(Exercise directions) Each record that follows should be repeated exactly, minus any images.

(Entries)
****************

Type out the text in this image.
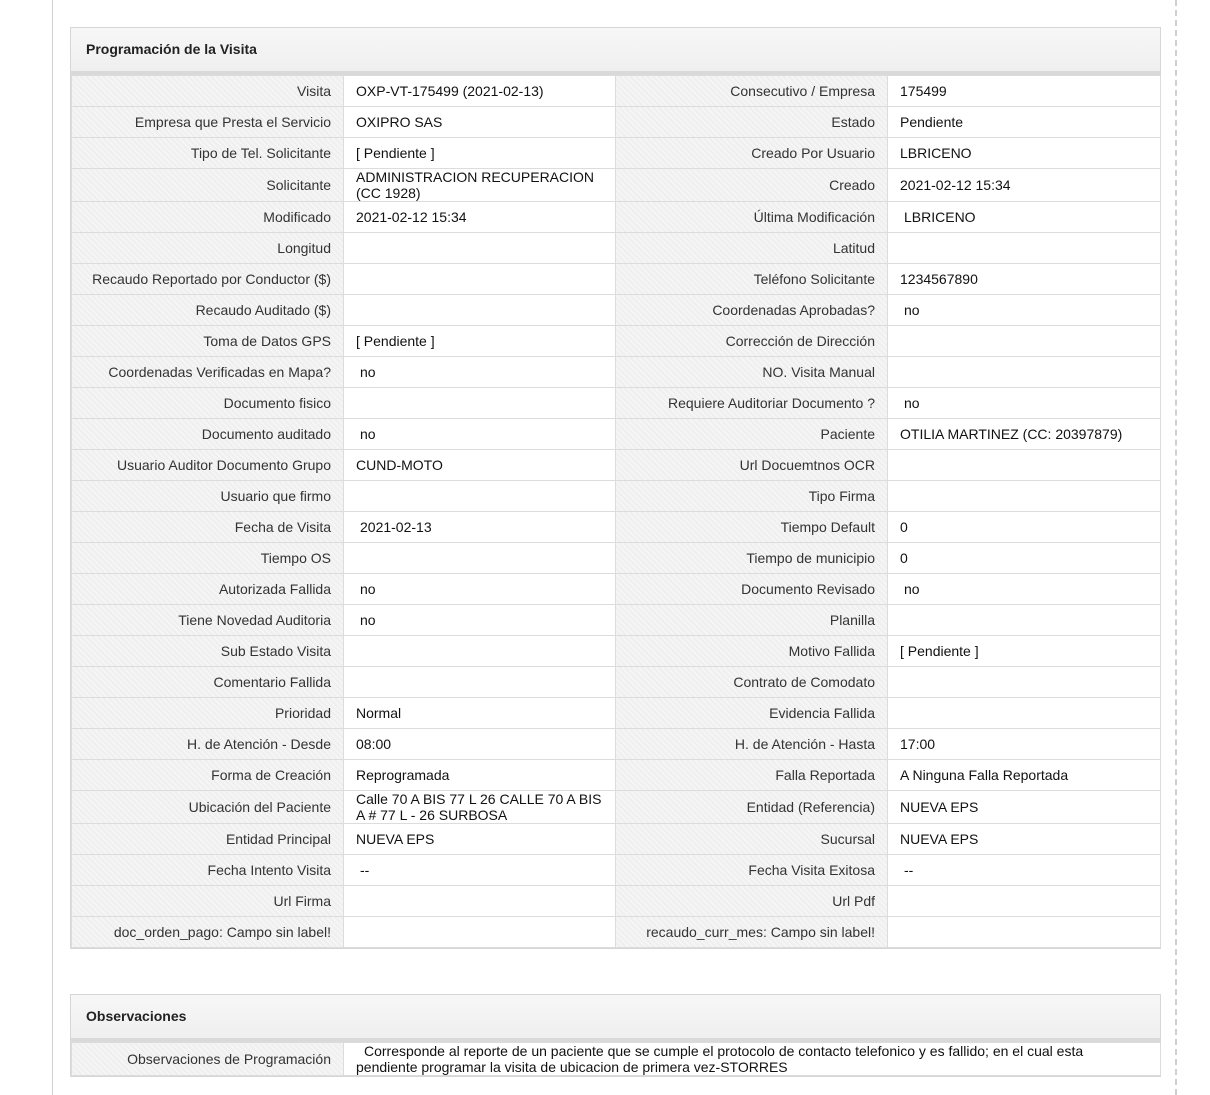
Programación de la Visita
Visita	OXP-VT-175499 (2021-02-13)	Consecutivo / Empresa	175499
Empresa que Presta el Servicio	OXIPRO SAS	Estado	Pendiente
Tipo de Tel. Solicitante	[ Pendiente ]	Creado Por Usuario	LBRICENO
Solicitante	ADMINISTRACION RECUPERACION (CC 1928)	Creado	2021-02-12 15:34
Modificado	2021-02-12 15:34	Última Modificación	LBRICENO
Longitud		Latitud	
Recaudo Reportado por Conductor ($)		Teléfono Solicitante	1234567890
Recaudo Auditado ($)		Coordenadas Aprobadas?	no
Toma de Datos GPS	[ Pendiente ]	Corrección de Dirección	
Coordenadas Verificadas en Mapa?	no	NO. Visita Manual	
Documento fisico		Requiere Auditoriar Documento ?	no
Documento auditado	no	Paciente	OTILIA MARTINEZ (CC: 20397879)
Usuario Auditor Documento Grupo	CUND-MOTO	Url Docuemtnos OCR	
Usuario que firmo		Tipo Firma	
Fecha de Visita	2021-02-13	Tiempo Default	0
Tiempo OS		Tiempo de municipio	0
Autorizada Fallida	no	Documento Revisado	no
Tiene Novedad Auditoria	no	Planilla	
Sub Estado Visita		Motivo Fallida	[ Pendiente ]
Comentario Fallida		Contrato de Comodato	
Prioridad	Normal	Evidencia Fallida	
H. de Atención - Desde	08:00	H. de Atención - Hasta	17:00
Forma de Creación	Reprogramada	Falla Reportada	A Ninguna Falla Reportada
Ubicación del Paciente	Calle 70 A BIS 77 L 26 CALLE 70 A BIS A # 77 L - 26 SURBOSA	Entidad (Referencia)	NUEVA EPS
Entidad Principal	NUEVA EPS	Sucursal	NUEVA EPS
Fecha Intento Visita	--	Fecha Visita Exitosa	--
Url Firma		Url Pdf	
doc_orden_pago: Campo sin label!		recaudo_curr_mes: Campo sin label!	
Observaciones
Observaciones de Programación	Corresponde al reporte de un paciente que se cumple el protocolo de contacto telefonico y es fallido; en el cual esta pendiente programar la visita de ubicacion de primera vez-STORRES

****************

(Exercise response)
Type out the text in this image.
Programación de la Visita
Visita	OXP-VT-175499 (2021-02-13)	Consecutivo / Empresa	175499
Empresa que Presta el Servicio	OXIPRO SAS	Estado	Pendiente
Tipo de Tel. Solicitante	[ Pendiente ]	Creado Por Usuario	LBRICENO
Solicitante	ADMINISTRACION RECUPERACION (CC 1928)	Creado	2021-02-12 15:34
Modificado	2021-02-12 15:34	Última Modificación	LBRICENO
Longitud		Latitud	
Recaudo Reportado por Conductor ($)		Teléfono Solicitante	1234567890
Recaudo Auditado ($)		Coordenadas Aprobadas?	no
Toma de Datos GPS	[ Pendiente ]	Corrección de Dirección	
Coordenadas Verificadas en Mapa?	no	NO. Visita Manual	
Documento fisico		Requiere Auditoriar Documento ?	no
Documento auditado	no	Paciente	OTILIA MARTINEZ (CC: 20397879)
Usuario Auditor Documento Grupo	CUND-MOTO	Url Docuemtnos OCR	
Usuario que firmo		Tipo Firma	
Fecha de Visita	2021-02-13	Tiempo Default	0
Tiempo OS		Tiempo de municipio	0
Autorizada Fallida	no	Documento Revisado	no
Tiene Novedad Auditoria	no	Planilla	
Sub Estado Visita		Motivo Fallida	[ Pendiente ]
Comentario Fallida		Contrato de Comodato	
Prioridad	Normal	Evidencia Fallida	
H. de Atención - Desde	08:00	H. de Atención - Hasta	17:00
Forma de Creación	Reprogramada	Falla Reportada	A Ninguna Falla Reportada
Ubicación del Paciente	Calle 70 A BIS 77 L 26 CALLE 70 A BIS A # 77 L - 26 SURBOSA	Entidad (Referencia)	NUEVA EPS
Entidad Principal	NUEVA EPS	Sucursal	NUEVA EPS
Fecha Intento Visita	--	Fecha Visita Exitosa	--
Url Firma		Url Pdf	
doc_orden_pago: Campo sin label!		recaudo_curr_mes: Campo sin label!	
Observaciones
Observaciones de Programación	Corresponde al reporte de un paciente que se cumple el protocolo de contacto telefonico y es fallido; en el cual esta pendiente programar la visita de ubicacion de primera vez-STORRES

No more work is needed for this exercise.